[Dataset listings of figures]
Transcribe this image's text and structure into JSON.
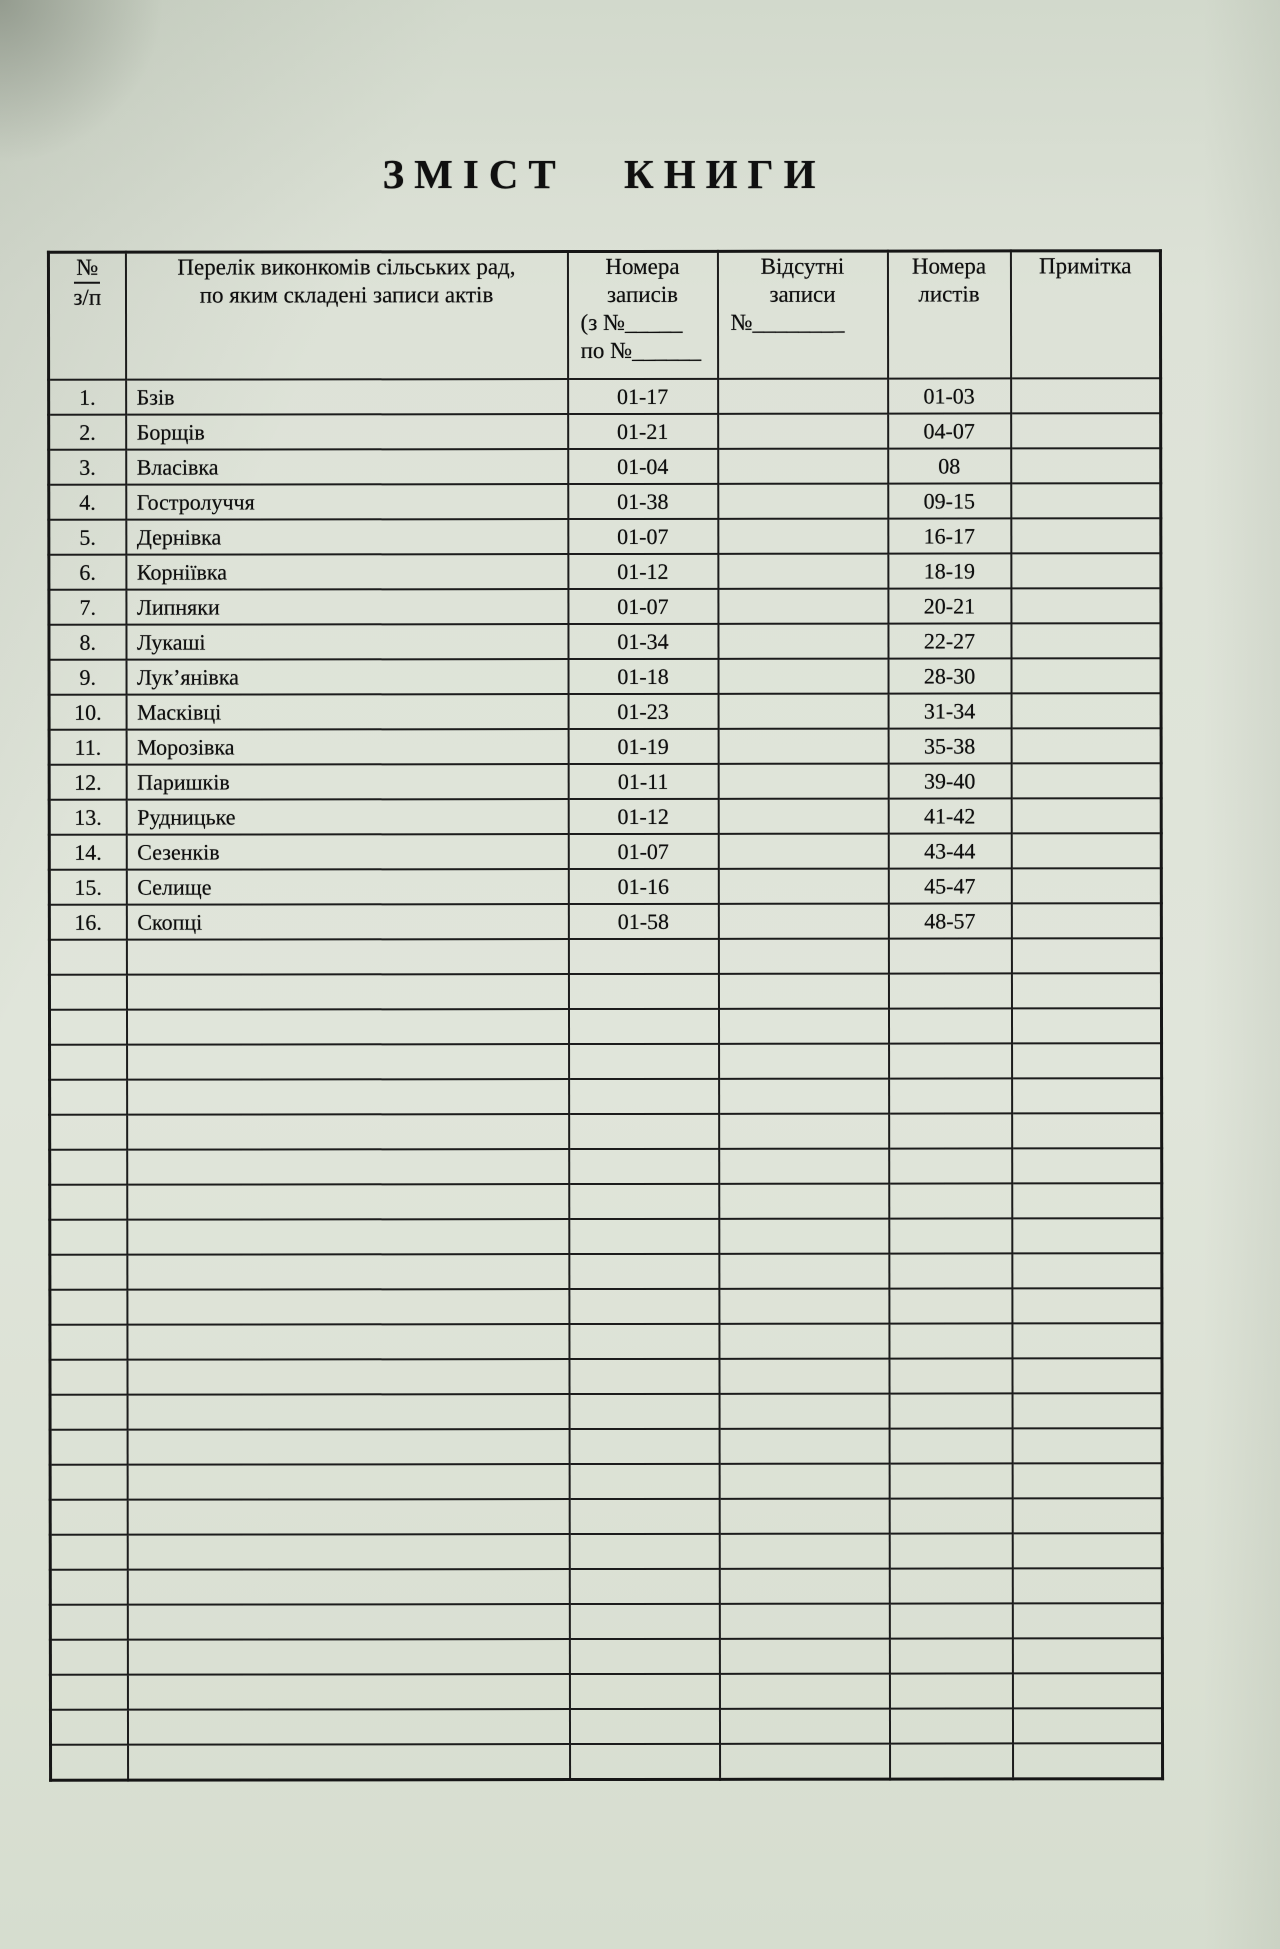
{
  "page": {
    "title": "ЗМІСТ КНИГИ"
  },
  "table": {
    "header": {
      "col1": [
        "№",
        "з/п"
      ],
      "col2": [
        "Перелік виконкомів сільських рад,",
        "по яким складені записи актів"
      ],
      "col3": [
        "Номера",
        "записів",
        "(з №_____",
        "по №______"
      ],
      "col4": [
        "Відсутні",
        "записи",
        "№________"
      ],
      "col5": [
        "Номера",
        "листів"
      ],
      "col6": [
        "Примітка"
      ]
    },
    "rows": [
      {
        "num": "1.",
        "name": "Бзів",
        "records": "01-17",
        "missing": "",
        "sheets": "01-03",
        "note": ""
      },
      {
        "num": "2.",
        "name": "Борщів",
        "records": "01-21",
        "missing": "",
        "sheets": "04-07",
        "note": ""
      },
      {
        "num": "3.",
        "name": "Власівка",
        "records": "01-04",
        "missing": "",
        "sheets": "08",
        "note": ""
      },
      {
        "num": "4.",
        "name": "Гостролуччя",
        "records": "01-38",
        "missing": "",
        "sheets": "09-15",
        "note": ""
      },
      {
        "num": "5.",
        "name": "Дернівка",
        "records": "01-07",
        "missing": "",
        "sheets": "16-17",
        "note": ""
      },
      {
        "num": "6.",
        "name": "Корніївка",
        "records": "01-12",
        "missing": "",
        "sheets": "18-19",
        "note": ""
      },
      {
        "num": "7.",
        "name": "Липняки",
        "records": "01-07",
        "missing": "",
        "sheets": "20-21",
        "note": ""
      },
      {
        "num": "8.",
        "name": "Лукаші",
        "records": "01-34",
        "missing": "",
        "sheets": "22-27",
        "note": ""
      },
      {
        "num": "9.",
        "name": "Лук’янівка",
        "records": "01-18",
        "missing": "",
        "sheets": "28-30",
        "note": ""
      },
      {
        "num": "10.",
        "name": "Масківці",
        "records": "01-23",
        "missing": "",
        "sheets": "31-34",
        "note": ""
      },
      {
        "num": "11.",
        "name": "Морозівка",
        "records": "01-19",
        "missing": "",
        "sheets": "35-38",
        "note": ""
      },
      {
        "num": "12.",
        "name": "Паришків",
        "records": "01-11",
        "missing": "",
        "sheets": "39-40",
        "note": ""
      },
      {
        "num": "13.",
        "name": "Рудницьке",
        "records": "01-12",
        "missing": "",
        "sheets": "41-42",
        "note": ""
      },
      {
        "num": "14.",
        "name": "Сезенків",
        "records": "01-07",
        "missing": "",
        "sheets": "43-44",
        "note": ""
      },
      {
        "num": "15.",
        "name": "Селище",
        "records": "01-16",
        "missing": "",
        "sheets": "45-47",
        "note": ""
      },
      {
        "num": "16.",
        "name": "Скопці",
        "records": "01-58",
        "missing": "",
        "sheets": "48-57",
        "note": ""
      }
    ],
    "empty_row_count": 24
  }
}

* **DIRECTIONS**
Only the number is wanted: how many lines in the preceding entries hold the string "записи"?

* **RESPONSE TO THIS EXERCISE**
2